→ **課題概要 1**
以下の一覧に出てくる「No data」をすべて「Missing data」に置き換えて一覧を更新しなさい。そのほかの部分は変えず、画像は省くこと。

→ **提示文**
◇ ◇ ◇ ◇

EU加盟国は当該指令を2023年6月22日までに国内化することを要請されています。既に主要EU加盟国は国内法化を済ませ、その施行が徐々に開始している状況です。なお、国別報告書(CbCR)の開示を求める同様の法案は、EU 以外でも導入が検討されてる状況とされ、オーストラリアにおいては法案が公表されています。
本ニュースレターでは、CbCRの開示を求めるEU指令の内容を概説するとともに、より広範な開示が要求されているオーストラリアの法案の動向を説明します。
[1] Council of the European Union(2024年4月1日取得)
1. EUにおける公開CbCR
(1) 公開CbCR指令
EUにおける公開CbCR指令の内容は以下の通りです。
<開示対象となる多国籍企業グループ>
企業グループが以下の要件に該当する場合、CbCRを公開することとなります。
- EUに本社を置く多国籍企業については、連結売上収入が前2連続事業年度につき750百万ユーロ以上であること
- EU以外に本社を置く多国籍企業については、
ⅰ. 連結売上収入が前2連続事業年度につき750百万ユーロ以上であること
かつ
ⅱ. 中規模又は大規模子会社(又は同等規模の支店)がEUに所在すること
大規模または中規模子会社又は支店の定義は、
① 貸借対照表合計額が4百万ユーロ超であること
② 純売上収入が8百万ユーロ超であること
③ 平均従業員数が50名超であること
の3つの要件のうち2以上の要件を満たす法人又は支店となります。ただし、①又は②の基準はEUメンバー国が独自に決定することができるとされ、その基準は①については6百万ユーロ、②については12百万ユーロを超えることはできません。
<開示する情報等>
開示する情報は以下のものとなります。

◇ ◇ ◇ ◇

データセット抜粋
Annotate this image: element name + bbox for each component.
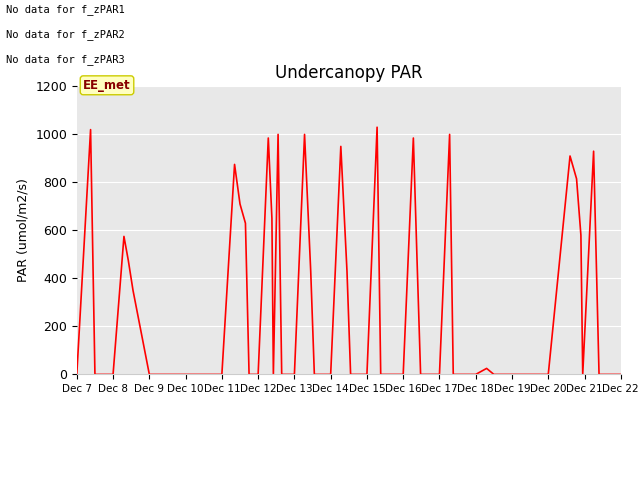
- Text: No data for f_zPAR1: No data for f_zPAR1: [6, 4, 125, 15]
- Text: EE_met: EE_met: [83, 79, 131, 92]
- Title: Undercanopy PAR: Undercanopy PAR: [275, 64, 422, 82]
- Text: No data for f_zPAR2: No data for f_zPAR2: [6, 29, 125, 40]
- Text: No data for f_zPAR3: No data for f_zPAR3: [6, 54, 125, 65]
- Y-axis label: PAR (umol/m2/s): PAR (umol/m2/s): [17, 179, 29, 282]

◇ ◇ ◇ ◇

→ **課題概要 2**
提示文によると、EU加盟国は当該指令をいつまでに国内法化することを要請されているか。

→ **解答全文 1**
Annotate this image: element name + bbox for each component.
- Text: Missing data for f_zPAR1: Missing data for f_zPAR1: [6, 4, 125, 15]
- Text: EE_met: EE_met: [83, 79, 131, 92]
- Title: Undercanopy PAR: Undercanopy PAR: [275, 64, 422, 82]
- Text: Missing data for f_zPAR2: Missing data for f_zPAR2: [6, 29, 125, 40]
- Text: Missing data for f_zPAR3: Missing data for f_zPAR3: [6, 54, 125, 65]
- Y-axis label: PAR (umol/m2/s): PAR (umol/m2/s): [17, 179, 29, 282]

→ **解答全文 2**
2023年6月22日までです。